◆ ROWS:
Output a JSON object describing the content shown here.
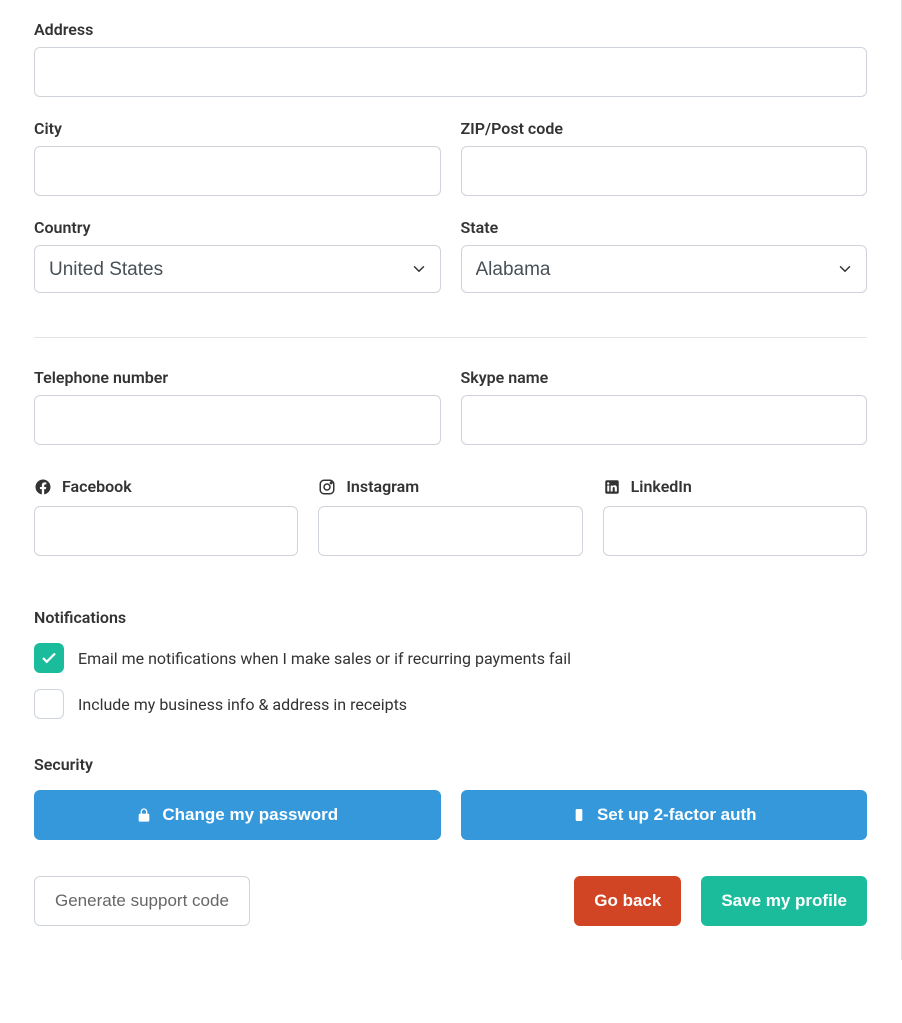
{
  "address": {
    "label": "Address",
    "value": ""
  },
  "city": {
    "label": "City",
    "value": ""
  },
  "zip": {
    "label": "ZIP/Post code",
    "value": ""
  },
  "country": {
    "label": "Country",
    "selected": "United States"
  },
  "state": {
    "label": "State",
    "selected": "Alabama"
  },
  "telephone": {
    "label": "Telephone number",
    "value": ""
  },
  "skype": {
    "label": "Skype name",
    "value": ""
  },
  "social": {
    "facebook": {
      "label": "Facebook",
      "value": ""
    },
    "instagram": {
      "label": "Instagram",
      "value": ""
    },
    "linkedin": {
      "label": "LinkedIn",
      "value": ""
    }
  },
  "notifications": {
    "heading": "Notifications",
    "email_sales": {
      "label": "Email me notifications when I make sales or if recurring payments fail",
      "checked": true
    },
    "include_business": {
      "label": "Include my business info & address in receipts",
      "checked": false
    }
  },
  "security": {
    "heading": "Security",
    "change_password_label": "Change my password",
    "two_factor_label": "Set up 2-factor auth"
  },
  "footer": {
    "support_code_label": "Generate support code",
    "go_back_label": "Go back",
    "save_label": "Save my profile"
  }
}
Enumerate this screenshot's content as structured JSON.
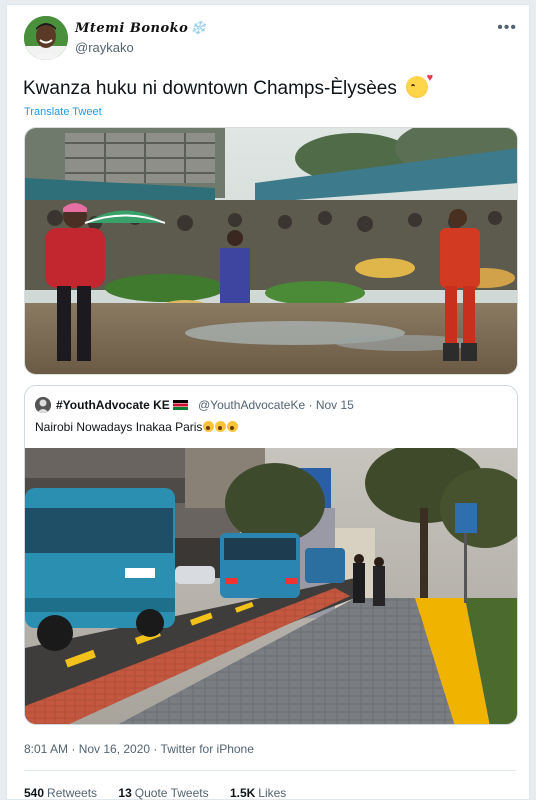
{
  "author": {
    "display_name": "Mtemi Bonoko",
    "badge_glyph": "❄️",
    "handle": "@raykako",
    "avatar_icon": "profile-avatar"
  },
  "more_glyph": "•••",
  "tweet": {
    "text": "Kwanza huku ni downtown Champs-Èlysèes",
    "emoji": "smiling-face-with-hearts",
    "translate_label": "Translate Tweet",
    "photo_alt": "market-photo"
  },
  "quoted": {
    "name": "#YouthAdvocate KE",
    "flag": "kenya-flag",
    "handle_date": "@YouthAdvocateKe · Nov 15",
    "text": "Nairobi Nowadays Inakaa Paris",
    "emoji": "astonished-face",
    "photo_alt": "street-photo"
  },
  "meta": {
    "timestamp": "8:01 AM · Nov 16, 2020 · Twitter for iPhone"
  },
  "stats": {
    "retweets_count": "540",
    "retweets_label": "Retweets",
    "quotes_count": "13",
    "quotes_label": "Quote Tweets",
    "likes_count": "1.5K",
    "likes_label": "Likes"
  },
  "colors": {
    "link": "#1d9bf0",
    "secondary_text": "#536471",
    "bus_blue": "#2a8fb0"
  }
}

◆ WHAT YOU WILL DO:
Write out again the lines from the one with "Enumerate this screenshot's" through the end of the records exactly, without any of the pictures.

◆ ANSWER IN FULL:
Enumerate this screenshot's content as structured JSON.
{
  "author": {
    "display_name": "Mtemi Bonoko",
    "badge_glyph": "❄️",
    "handle": "@raykako",
    "avatar_icon": "profile-avatar"
  },
  "more_glyph": "•••",
  "tweet": {
    "text": "Kwanza huku ni downtown Champs-Èlysèes",
    "emoji": "smiling-face-with-hearts",
    "translate_label": "Translate Tweet",
    "photo_alt": "market-photo"
  },
  "quoted": {
    "name": "#YouthAdvocate KE",
    "flag": "kenya-flag",
    "handle_date": "@YouthAdvocateKe · Nov 15",
    "text": "Nairobi Nowadays Inakaa Paris",
    "emoji": "astonished-face",
    "photo_alt": "street-photo"
  },
  "meta": {
    "timestamp": "8:01 AM · Nov 16, 2020 · Twitter for iPhone"
  },
  "stats": {
    "retweets_count": "540",
    "retweets_label": "Retweets",
    "quotes_count": "13",
    "quotes_label": "Quote Tweets",
    "likes_count": "1.5K",
    "likes_label": "Likes"
  },
  "colors": {
    "link": "#1d9bf0",
    "secondary_text": "#536471",
    "bus_blue": "#2a8fb0"
  }
}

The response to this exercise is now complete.